## What to work on
The records are to be restated in their entirety, word for word.

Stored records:
----------------------------------------
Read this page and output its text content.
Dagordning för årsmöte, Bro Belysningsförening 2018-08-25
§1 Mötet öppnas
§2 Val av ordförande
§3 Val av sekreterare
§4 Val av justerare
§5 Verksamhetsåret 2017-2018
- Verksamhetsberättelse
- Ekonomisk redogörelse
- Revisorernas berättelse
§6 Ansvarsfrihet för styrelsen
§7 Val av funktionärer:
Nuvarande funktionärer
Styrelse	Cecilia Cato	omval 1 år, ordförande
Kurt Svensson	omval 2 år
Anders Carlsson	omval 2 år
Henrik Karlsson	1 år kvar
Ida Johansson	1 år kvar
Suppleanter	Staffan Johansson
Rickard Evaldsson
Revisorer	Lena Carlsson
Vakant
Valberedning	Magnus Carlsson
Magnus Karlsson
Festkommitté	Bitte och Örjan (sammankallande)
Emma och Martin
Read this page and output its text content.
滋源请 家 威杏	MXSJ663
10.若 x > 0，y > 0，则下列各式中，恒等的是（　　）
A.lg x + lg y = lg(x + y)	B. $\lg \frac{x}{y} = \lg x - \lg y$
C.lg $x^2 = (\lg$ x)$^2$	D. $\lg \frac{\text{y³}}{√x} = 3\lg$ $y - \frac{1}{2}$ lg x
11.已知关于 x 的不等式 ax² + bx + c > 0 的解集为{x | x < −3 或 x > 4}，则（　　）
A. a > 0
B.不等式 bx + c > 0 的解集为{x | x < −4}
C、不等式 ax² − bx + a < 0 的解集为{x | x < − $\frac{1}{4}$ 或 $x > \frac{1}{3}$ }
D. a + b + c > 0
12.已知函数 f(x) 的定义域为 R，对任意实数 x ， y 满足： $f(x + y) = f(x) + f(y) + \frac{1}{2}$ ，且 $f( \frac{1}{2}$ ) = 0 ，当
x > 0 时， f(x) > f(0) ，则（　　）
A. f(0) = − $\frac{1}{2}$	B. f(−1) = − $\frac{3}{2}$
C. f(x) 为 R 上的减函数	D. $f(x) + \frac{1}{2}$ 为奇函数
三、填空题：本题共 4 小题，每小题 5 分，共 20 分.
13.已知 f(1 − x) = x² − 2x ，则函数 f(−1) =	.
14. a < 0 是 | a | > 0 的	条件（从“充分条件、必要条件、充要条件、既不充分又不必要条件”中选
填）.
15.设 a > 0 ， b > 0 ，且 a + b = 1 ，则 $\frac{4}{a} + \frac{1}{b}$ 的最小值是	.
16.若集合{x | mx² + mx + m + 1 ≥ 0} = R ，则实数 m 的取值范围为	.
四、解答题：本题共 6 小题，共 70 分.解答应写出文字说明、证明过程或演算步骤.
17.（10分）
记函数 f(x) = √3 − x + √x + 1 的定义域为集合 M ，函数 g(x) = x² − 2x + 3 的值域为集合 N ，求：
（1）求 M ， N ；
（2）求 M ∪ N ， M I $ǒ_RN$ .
----------------------------------------
## The solution
Read this page and output its text content.
Dagordning för årsmöte, Bro Belysningsförening 2018-08-25
§1 Mötet öppnas
§2 Val av ordförande
§3 Val av sekreterare
§4 Val av justerare
§5 Verksamhetsåret 2017-2018
- Verksamhetsberättelse
- Ekonomisk redogörelse
- Revisorernas berättelse
§6 Ansvarsfrihet för styrelsen
§7 Val av funktionärer:
Nuvarande funktionärer
Styrelse	Cecilia Cato	omval 1 år, ordförande
Kurt Svensson	omval 2 år
Anders Carlsson	omval 2 år
Henrik Karlsson	1 år kvar
Ida Johansson	1 år kvar
Suppleanter	Staffan Johansson
Rickard Evaldsson
Revisorer	Lena Carlsson
Vakant
Valberedning	Magnus Carlsson
Magnus Karlsson
Festkommitté	Bitte och Örjan (sammankallande)
Emma och Martin
Read this page and output its text content.
滋源请 家 威杏	MXSJ663
10.若 x > 0，y > 0，则下列各式中，恒等的是（　　）
A.lg x + lg y = lg(x + y)	B. $\lg \frac{x}{y} = \lg x - \lg y$
C.lg $x^2 = (\lg$ x)$^2$	D. $\lg \frac{\text{y³}}{√x} = 3\lg$ $y - \frac{1}{2}$ lg x
11.已知关于 x 的不等式 ax² + bx + c > 0 的解集为{x | x < −3 或 x > 4}，则（　　）
A. a > 0
B.不等式 bx + c > 0 的解集为{x | x < −4}
C、不等式 ax² − bx + a < 0 的解集为{x | x < − $\frac{1}{4}$ 或 $x > \frac{1}{3}$ }
D. a + b + c > 0
12.已知函数 f(x) 的定义域为 R，对任意实数 x ， y 满足： $f(x + y) = f(x) + f(y) + \frac{1}{2}$ ，且 $f( \frac{1}{2}$ ) = 0 ，当
x > 0 时， f(x) > f(0) ，则（　　）
A. f(0) = − $\frac{1}{2}$	B. f(−1) = − $\frac{3}{2}$
C. f(x) 为 R 上的减函数	D. $f(x) + \frac{1}{2}$ 为奇函数
三、填空题：本题共 4 小题，每小题 5 分，共 20 分.
13.已知 f(1 − x) = x² − 2x ，则函数 f(−1) =	.
14. a < 0 是 | a | > 0 的	条件（从“充分条件、必要条件、充要条件、既不充分又不必要条件”中选
填）.
15.设 a > 0 ， b > 0 ，且 a + b = 1 ，则 $\frac{4}{a} + \frac{1}{b}$ 的最小值是	.
16.若集合{x | mx² + mx + m + 1 ≥ 0} = R ，则实数 m 的取值范围为	.
四、解答题：本题共 6 小题，共 70 分.解答应写出文字说明、证明过程或演算步骤.
17.（10分）
记函数 f(x) = √3 − x + √x + 1 的定义域为集合 M ，函数 g(x) = x² − 2x + 3 的值域为集合 N ，求：
（1）求 M ， N ；
（2）求 M ∪ N ， M I $ǒ_RN$ .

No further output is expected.